*Source material*:
++++++++
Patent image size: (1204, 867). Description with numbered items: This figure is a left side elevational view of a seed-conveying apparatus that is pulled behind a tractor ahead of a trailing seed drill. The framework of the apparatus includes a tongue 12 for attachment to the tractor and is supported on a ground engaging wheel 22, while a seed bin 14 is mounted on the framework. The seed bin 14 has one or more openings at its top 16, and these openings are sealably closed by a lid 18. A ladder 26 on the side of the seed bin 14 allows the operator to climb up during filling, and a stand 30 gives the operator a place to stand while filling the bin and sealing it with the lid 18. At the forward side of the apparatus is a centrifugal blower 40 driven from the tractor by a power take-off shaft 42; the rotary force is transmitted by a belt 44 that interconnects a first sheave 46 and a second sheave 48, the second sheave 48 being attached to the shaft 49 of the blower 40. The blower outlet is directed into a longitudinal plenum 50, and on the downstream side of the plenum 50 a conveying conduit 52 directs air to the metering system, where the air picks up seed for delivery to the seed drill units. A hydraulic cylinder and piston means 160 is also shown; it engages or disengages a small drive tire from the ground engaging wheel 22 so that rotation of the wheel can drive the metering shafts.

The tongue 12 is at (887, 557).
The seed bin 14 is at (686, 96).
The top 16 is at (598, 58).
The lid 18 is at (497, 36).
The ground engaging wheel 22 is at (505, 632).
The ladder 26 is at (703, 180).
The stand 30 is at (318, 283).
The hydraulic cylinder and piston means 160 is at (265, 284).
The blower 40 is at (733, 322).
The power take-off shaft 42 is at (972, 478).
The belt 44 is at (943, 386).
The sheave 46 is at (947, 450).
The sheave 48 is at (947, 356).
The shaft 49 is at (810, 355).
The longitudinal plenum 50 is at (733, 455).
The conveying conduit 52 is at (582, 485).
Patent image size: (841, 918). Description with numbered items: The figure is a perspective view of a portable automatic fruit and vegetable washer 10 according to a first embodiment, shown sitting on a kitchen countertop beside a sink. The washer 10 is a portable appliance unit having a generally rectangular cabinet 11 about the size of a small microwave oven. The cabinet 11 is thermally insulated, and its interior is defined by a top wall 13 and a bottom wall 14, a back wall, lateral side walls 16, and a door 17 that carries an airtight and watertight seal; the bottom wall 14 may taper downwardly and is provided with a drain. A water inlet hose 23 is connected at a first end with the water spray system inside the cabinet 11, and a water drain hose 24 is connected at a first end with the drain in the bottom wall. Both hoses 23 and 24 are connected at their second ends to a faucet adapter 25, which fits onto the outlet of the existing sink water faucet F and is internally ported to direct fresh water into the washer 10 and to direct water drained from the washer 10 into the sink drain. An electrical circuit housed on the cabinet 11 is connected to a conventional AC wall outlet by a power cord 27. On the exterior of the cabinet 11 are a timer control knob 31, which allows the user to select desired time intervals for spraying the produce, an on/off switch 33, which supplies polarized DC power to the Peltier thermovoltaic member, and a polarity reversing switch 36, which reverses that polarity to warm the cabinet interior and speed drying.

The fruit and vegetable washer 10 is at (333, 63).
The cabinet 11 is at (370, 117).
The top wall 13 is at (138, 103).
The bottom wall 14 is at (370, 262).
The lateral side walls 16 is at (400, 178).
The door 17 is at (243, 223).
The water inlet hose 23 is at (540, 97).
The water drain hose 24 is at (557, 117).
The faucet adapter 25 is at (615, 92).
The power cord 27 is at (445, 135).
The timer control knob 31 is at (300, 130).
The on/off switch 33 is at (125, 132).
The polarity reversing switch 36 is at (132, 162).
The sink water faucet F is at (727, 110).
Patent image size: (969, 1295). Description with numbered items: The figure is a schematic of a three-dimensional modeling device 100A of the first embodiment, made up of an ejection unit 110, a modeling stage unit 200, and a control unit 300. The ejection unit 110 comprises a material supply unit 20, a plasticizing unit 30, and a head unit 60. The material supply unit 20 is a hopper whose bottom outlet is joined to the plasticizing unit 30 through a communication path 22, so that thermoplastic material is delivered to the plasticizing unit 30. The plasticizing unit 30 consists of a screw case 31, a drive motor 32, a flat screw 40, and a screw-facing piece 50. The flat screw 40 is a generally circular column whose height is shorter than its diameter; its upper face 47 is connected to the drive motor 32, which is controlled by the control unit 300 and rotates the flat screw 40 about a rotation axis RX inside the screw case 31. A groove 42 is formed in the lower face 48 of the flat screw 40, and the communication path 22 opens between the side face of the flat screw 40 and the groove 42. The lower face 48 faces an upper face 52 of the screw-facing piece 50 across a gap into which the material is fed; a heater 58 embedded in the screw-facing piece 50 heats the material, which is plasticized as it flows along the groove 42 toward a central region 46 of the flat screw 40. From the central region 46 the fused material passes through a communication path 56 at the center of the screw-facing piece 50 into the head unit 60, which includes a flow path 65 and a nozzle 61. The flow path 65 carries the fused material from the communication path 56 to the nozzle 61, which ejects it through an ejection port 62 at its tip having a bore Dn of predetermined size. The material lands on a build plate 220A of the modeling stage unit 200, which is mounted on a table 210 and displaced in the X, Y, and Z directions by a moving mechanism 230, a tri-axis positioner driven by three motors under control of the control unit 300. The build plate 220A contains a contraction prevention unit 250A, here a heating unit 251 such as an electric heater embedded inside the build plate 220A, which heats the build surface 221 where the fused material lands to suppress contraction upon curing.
++++++++
*Instruction*: Copy the data above verbatim, from the first line to the last.

*Response*:
Patent image size: (1204, 867). Description with numbered items: This figure is a left side elevational view of a seed-conveying apparatus that is pulled behind a tractor ahead of a trailing seed drill. The framework of the apparatus includes a tongue 12 for attachment to the tractor and is supported on a ground engaging wheel 22, while a seed bin 14 is mounted on the framework. The seed bin 14 has one or more openings at its top 16, and these openings are sealably closed by a lid 18. A ladder 26 on the side of the seed bin 14 allows the operator to climb up during filling, and a stand 30 gives the operator a place to stand while filling the bin and sealing it with the lid 18. At the forward side of the apparatus is a centrifugal blower 40 driven from the tractor by a power take-off shaft 42; the rotary force is transmitted by a belt 44 that interconnects a first sheave 46 and a second sheave 48, the second sheave 48 being attached to the shaft 49 of the blower 40. The blower outlet is directed into a longitudinal plenum 50, and on the downstream side of the plenum 50 a conveying conduit 52 directs air to the metering system, where the air picks up seed for delivery to the seed drill units. A hydraulic cylinder and piston means 160 is also shown; it engages or disengages a small drive tire from the ground engaging wheel 22 so that rotation of the wheel can drive the metering shafts.

The tongue 12 is at (887, 557).
The seed bin 14 is at (686, 96).
The top 16 is at (598, 58).
The lid 18 is at (497, 36).
The ground engaging wheel 22 is at (505, 632).
The ladder 26 is at (703, 180).
The stand 30 is at (318, 283).
The hydraulic cylinder and piston means 160 is at (265, 284).
The blower 40 is at (733, 322).
The power take-off shaft 42 is at (972, 478).
The belt 44 is at (943, 386).
The sheave 46 is at (947, 450).
The sheave 48 is at (947, 356).
The shaft 49 is at (810, 355).
The longitudinal plenum 50 is at (733, 455).
The conveying conduit 52 is at (582, 485).
Patent image size: (841, 918). Description with numbered items: The figure is a perspective view of a portable automatic fruit and vegetable washer 10 according to a first embodiment, shown sitting on a kitchen countertop beside a sink. The washer 10 is a portable appliance unit having a generally rectangular cabinet 11 about the size of a small microwave oven. The cabinet 11 is thermally insulated, and its interior is defined by a top wall 13 and a bottom wall 14, a back wall, lateral side walls 16, and a door 17 that carries an airtight and watertight seal; the bottom wall 14 may taper downwardly and is provided with a drain. A water inlet hose 23 is connected at a first end with the water spray system inside the cabinet 11, and a water drain hose 24 is connected at a first end with the drain in the bottom wall. Both hoses 23 and 24 are connected at their second ends to a faucet adapter 25, which fits onto the outlet of the existing sink water faucet F and is internally ported to direct fresh water into the washer 10 and to direct water drained from the washer 10 into the sink drain. An electrical circuit housed on the cabinet 11 is connected to a conventional AC wall outlet by a power cord 27. On the exterior of the cabinet 11 are a timer control knob 31, which allows the user to select desired time intervals for spraying the produce, an on/off switch 33, which supplies polarized DC power to the Peltier thermovoltaic member, and a polarity reversing switch 36, which reverses that polarity to warm the cabinet interior and speed drying.

The fruit and vegetable washer 10 is at (333, 63).
The cabinet 11 is at (370, 117).
The top wall 13 is at (138, 103).
The bottom wall 14 is at (370, 262).
The lateral side walls 16 is at (400, 178).
The door 17 is at (243, 223).
The water inlet hose 23 is at (540, 97).
The water drain hose 24 is at (557, 117).
The faucet adapter 25 is at (615, 92).
The power cord 27 is at (445, 135).
The timer control knob 31 is at (300, 130).
The on/off switch 33 is at (125, 132).
The polarity reversing switch 36 is at (132, 162).
The sink water faucet F is at (727, 110).
Patent image size: (969, 1295). Description with numbered items: The figure is a schematic of a three-dimensional modeling device 100A of the first embodiment, made up of an ejection unit 110, a modeling stage unit 200, and a control unit 300. The ejection unit 110 comprises a material supply unit 20, a plasticizing unit 30, and a head unit 60. The material supply unit 20 is a hopper whose bottom outlet is joined to the plasticizing unit 30 through a communication path 22, so that thermoplastic material is delivered to the plasticizing unit 30. The plasticizing unit 30 consists of a screw case 31, a drive motor 32, a flat screw 40, and a screw-facing piece 50. The flat screw 40 is a generally circular column whose height is shorter than its diameter; its upper face 47 is connected to the drive motor 32, which is controlled by the control unit 300 and rotates the flat screw 40 about a rotation axis RX inside the screw case 31. A groove 42 is formed in the lower face 48 of the flat screw 40, and the communication path 22 opens between the side face of the flat screw 40 and the groove 42. The lower face 48 faces an upper face 52 of the screw-facing piece 50 across a gap into which the material is fed; a heater 58 embedded in the screw-facing piece 50 heats the material, which is plasticized as it flows along the groove 42 toward a central region 46 of the flat screw 40. From the central region 46 the fused material passes through a communication path 56 at the center of the screw-facing piece 50 into the head unit 60, which includes a flow path 65 and a nozzle 61. The flow path 65 carries the fused material from the communication path 56 to the nozzle 61, which ejects it through an ejection port 62 at its tip having a bore Dn of predetermined size. The material lands on a build plate 220A of the modeling stage unit 200, which is mounted on a table 210 and displaced in the X, Y, and Z directions by a moving mechanism 230, a tri-axis positioner driven by three motors under control of the control unit 300. The build plate 220A contains a contraction prevention unit 250A, here a heating unit 251 such as an electric heater embedded inside the build plate 220A, which heats the build surface 221 where the fused material lands to suppress contraction upon curing.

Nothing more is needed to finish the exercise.